Collected data:
********

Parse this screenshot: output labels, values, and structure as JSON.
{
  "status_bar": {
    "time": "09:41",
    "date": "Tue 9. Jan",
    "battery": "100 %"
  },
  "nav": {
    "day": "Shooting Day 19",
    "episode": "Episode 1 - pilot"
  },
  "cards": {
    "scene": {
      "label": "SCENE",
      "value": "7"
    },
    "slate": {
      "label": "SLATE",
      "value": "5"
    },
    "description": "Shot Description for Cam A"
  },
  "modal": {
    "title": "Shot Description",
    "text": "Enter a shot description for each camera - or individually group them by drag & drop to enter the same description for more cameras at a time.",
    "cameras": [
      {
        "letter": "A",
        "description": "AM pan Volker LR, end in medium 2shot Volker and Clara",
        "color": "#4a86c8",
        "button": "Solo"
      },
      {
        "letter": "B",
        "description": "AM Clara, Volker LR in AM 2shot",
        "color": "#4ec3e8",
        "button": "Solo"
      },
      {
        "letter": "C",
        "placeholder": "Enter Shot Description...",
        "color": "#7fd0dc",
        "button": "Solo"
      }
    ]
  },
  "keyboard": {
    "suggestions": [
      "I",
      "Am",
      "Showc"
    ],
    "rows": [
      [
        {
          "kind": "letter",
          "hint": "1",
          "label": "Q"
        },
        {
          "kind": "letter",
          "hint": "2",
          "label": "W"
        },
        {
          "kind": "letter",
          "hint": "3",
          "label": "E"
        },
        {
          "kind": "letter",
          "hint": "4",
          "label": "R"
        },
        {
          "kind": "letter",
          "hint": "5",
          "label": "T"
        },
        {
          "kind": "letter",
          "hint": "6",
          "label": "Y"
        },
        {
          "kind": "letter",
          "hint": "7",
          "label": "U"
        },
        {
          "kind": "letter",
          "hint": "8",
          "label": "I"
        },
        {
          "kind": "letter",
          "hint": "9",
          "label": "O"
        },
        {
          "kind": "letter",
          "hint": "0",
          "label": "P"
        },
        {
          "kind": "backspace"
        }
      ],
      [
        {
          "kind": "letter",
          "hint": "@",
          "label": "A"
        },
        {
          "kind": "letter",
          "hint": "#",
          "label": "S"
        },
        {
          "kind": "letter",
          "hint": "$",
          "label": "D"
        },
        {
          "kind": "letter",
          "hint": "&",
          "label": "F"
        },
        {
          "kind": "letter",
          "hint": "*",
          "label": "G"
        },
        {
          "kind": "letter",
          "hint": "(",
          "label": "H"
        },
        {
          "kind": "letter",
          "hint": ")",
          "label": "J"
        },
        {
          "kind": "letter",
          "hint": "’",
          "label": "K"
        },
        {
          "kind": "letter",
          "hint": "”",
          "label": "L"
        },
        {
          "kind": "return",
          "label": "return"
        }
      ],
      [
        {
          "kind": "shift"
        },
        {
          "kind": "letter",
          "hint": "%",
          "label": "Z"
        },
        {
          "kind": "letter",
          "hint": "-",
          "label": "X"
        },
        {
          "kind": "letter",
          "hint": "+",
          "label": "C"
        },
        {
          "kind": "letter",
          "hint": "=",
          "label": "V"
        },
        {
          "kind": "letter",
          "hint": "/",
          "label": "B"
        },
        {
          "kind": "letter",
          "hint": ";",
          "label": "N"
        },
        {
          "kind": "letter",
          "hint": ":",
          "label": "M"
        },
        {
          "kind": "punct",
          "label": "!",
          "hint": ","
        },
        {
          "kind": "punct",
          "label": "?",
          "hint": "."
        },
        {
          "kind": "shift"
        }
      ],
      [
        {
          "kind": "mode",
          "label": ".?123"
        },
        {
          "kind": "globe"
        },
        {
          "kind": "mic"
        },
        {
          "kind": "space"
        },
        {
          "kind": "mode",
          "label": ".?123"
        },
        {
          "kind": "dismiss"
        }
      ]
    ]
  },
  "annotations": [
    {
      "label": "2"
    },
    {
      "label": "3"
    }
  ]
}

********

# What the exercise asks
Extract the listing in its entirety, matching it exactly.

# Task result
Parse this screenshot: output labels, values, and structure as JSON.
{
  "status_bar": {
    "time": "09:41",
    "date": "Tue 9. Jan",
    "battery": "100 %"
  },
  "nav": {
    "day": "Shooting Day 19",
    "episode": "Episode 1 - pilot"
  },
  "cards": {
    "scene": {
      "label": "SCENE",
      "value": "7"
    },
    "slate": {
      "label": "SLATE",
      "value": "5"
    },
    "description": "Shot Description for Cam A"
  },
  "modal": {
    "title": "Shot Description",
    "text": "Enter a shot description for each camera - or individually group them by drag & drop to enter the same description for more cameras at a time.",
    "cameras": [
      {
        "letter": "A",
        "description": "AM pan Volker LR, end in medium 2shot Volker and Clara",
        "color": "#4a86c8",
        "button": "Solo"
      },
      {
        "letter": "B",
        "description": "AM Clara, Volker LR in AM 2shot",
        "color": "#4ec3e8",
        "button": "Solo"
      },
      {
        "letter": "C",
        "placeholder": "Enter Shot Description...",
        "color": "#7fd0dc",
        "button": "Solo"
      }
    ]
  },
  "keyboard": {
    "suggestions": [
      "I",
      "Am",
      "Showc"
    ],
    "rows": [
      [
        {
          "kind": "letter",
          "hint": "1",
          "label": "Q"
        },
        {
          "kind": "letter",
          "hint": "2",
          "label": "W"
        },
        {
          "kind": "letter",
          "hint": "3",
          "label": "E"
        },
        {
          "kind": "letter",
          "hint": "4",
          "label": "R"
        },
        {
          "kind": "letter",
          "hint": "5",
          "label": "T"
        },
        {
          "kind": "letter",
          "hint": "6",
          "label": "Y"
        },
        {
          "kind": "letter",
          "hint": "7",
          "label": "U"
        },
        {
          "kind": "letter",
          "hint": "8",
          "label": "I"
        },
        {
          "kind": "letter",
          "hint": "9",
          "label": "O"
        },
        {
          "kind": "letter",
          "hint": "0",
          "label": "P"
        },
        {
          "kind": "backspace"
        }
      ],
      [
        {
          "kind": "letter",
          "hint": "@",
          "label": "A"
        },
        {
          "kind": "letter",
          "hint": "#",
          "label": "S"
        },
        {
          "kind": "letter",
          "hint": "$",
          "label": "D"
        },
        {
          "kind": "letter",
          "hint": "&",
          "label": "F"
        },
        {
          "kind": "letter",
          "hint": "*",
          "label": "G"
        },
        {
          "kind": "letter",
          "hint": "(",
          "label": "H"
        },
        {
          "kind": "letter",
          "hint": ")",
          "label": "J"
        },
        {
          "kind": "letter",
          "hint": "’",
          "label": "K"
        },
        {
          "kind": "letter",
          "hint": "”",
          "label": "L"
        },
        {
          "kind": "return",
          "label": "return"
        }
      ],
      [
        {
          "kind": "shift"
        },
        {
          "kind": "letter",
          "hint": "%",
          "label": "Z"
        },
        {
          "kind": "letter",
          "hint": "-",
          "label": "X"
        },
        {
          "kind": "letter",
          "hint": "+",
          "label": "C"
        },
        {
          "kind": "letter",
          "hint": "=",
          "label": "V"
        },
        {
          "kind": "letter",
          "hint": "/",
          "label": "B"
        },
        {
          "kind": "letter",
          "hint": ";",
          "label": "N"
        },
        {
          "kind": "letter",
          "hint": ":",
          "label": "M"
        },
        {
          "kind": "punct",
          "label": "!",
          "hint": ","
        },
        {
          "kind": "punct",
          "label": "?",
          "hint": "."
        },
        {
          "kind": "shift"
        }
      ],
      [
        {
          "kind": "mode",
          "label": ".?123"
        },
        {
          "kind": "globe"
        },
        {
          "kind": "mic"
        },
        {
          "kind": "space"
        },
        {
          "kind": "mode",
          "label": ".?123"
        },
        {
          "kind": "dismiss"
        }
      ]
    ]
  },
  "annotations": [
    {
      "label": "2"
    },
    {
      "label": "3"
    }
  ]
}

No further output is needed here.